Written problem. Write every entry out again exactly, please, and skip the pictures.

Record set.
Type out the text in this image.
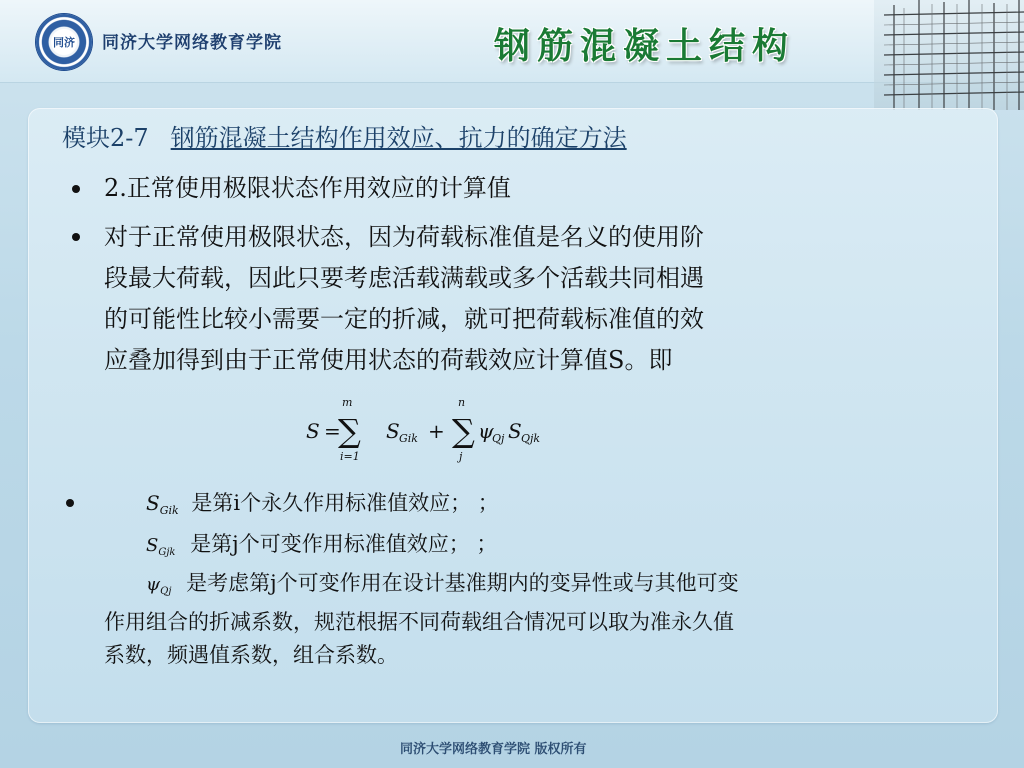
同济 同济大学网络教育学院	钢筋混凝土结构
模块2-7 钢筋混凝土结构作用效应、抗力的确定方法
2.正常使用极限状态作用效应的计算值
对于正常使用极限状态，因为荷载标准值是名义的使用阶
段最大荷载，因此只要考虑活载满载或多个活载共同相遇
的可能性比较小需要一定的折减，就可把荷载标准值的效
应叠加得到由于正常使用状态的荷载效应计算值S。即
S =
m
∑
i=1
S Gik +
n
∑
j
ψ
Qj S Qjk
SGik 是第i个永久作用标准值效应； ；
SGjk 是第j个可变作用标准值效应； ；
ψQj 是考虑第j个可变作用在设计基准期内的变异性或与其他可变
作用组合的折减系数，规范根据不同荷载组合情况可以取为准永久值
系数，频遇值系数，组合系数。
同济大学网络教育学院 版权所有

Finished exercise.
Type out the text in this image.
同济 同济大学网络教育学院	钢筋混凝土结构
模块2-7 钢筋混凝土结构作用效应、抗力的确定方法
2.正常使用极限状态作用效应的计算值
对于正常使用极限状态，因为荷载标准值是名义的使用阶
段最大荷载，因此只要考虑活载满载或多个活载共同相遇
的可能性比较小需要一定的折减，就可把荷载标准值的效
应叠加得到由于正常使用状态的荷载效应计算值S。即
S =
m
∑
i=1
S Gik +
n
∑
j
ψ
Qj S Qjk
SGik 是第i个永久作用标准值效应； ；
SGjk 是第j个可变作用标准值效应； ；
ψQj 是考虑第j个可变作用在设计基准期内的变异性或与其他可变
作用组合的折减系数，规范根据不同荷载组合情况可以取为准永久值
系数，频遇值系数，组合系数。
同济大学网络教育学院 版权所有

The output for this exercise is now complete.